- REQUIRED WORK: Transcribe every line of the listing below without any deviation.
# # # # #
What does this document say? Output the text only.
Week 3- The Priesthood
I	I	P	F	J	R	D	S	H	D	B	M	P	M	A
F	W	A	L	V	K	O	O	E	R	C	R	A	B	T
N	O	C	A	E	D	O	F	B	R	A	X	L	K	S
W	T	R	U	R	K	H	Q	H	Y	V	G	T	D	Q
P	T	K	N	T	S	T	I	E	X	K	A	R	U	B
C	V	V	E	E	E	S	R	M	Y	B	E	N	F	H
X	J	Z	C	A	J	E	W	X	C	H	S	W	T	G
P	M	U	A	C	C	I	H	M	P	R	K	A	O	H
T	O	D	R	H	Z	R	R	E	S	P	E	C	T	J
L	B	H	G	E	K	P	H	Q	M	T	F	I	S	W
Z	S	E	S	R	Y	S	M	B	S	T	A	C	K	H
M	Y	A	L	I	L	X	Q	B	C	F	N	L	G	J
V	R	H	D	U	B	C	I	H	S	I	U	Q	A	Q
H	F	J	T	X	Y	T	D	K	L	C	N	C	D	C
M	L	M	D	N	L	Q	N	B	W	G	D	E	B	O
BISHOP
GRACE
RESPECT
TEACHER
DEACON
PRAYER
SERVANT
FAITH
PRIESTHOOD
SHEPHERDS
# # # # #
- RESPONSE FOR THIS EXERCISE:
What does this document say? Output the text only.
Week 3- The Priesthood
I	I	P	F	J	R	D	S	H	D	B	M	P	M	A
F	W	A	L	V	K	O	O	E	R	C	R	A	B	T
N	O	C	A	E	D	O	F	B	R	A	X	L	K	S
W	T	R	U	R	K	H	Q	H	Y	V	G	T	D	Q
P	T	K	N	T	S	T	I	E	X	K	A	R	U	B
C	V	V	E	E	E	S	R	M	Y	B	E	N	F	H
X	J	Z	C	A	J	E	W	X	C	H	S	W	T	G
P	M	U	A	C	C	I	H	M	P	R	K	A	O	H
T	O	D	R	H	Z	R	R	E	S	P	E	C	T	J
L	B	H	G	E	K	P	H	Q	M	T	F	I	S	W
Z	S	E	S	R	Y	S	M	B	S	T	A	C	K	H
M	Y	A	L	I	L	X	Q	B	C	F	N	L	G	J
V	R	H	D	U	B	C	I	H	S	I	U	Q	A	Q
H	F	J	T	X	Y	T	D	K	L	C	N	C	D	C
M	L	M	D	N	L	Q	N	B	W	G	D	E	B	O
BISHOP
GRACE
RESPECT
TEACHER
DEACON
PRAYER
SERVANT
FAITH
PRIESTHOOD
SHEPHERDS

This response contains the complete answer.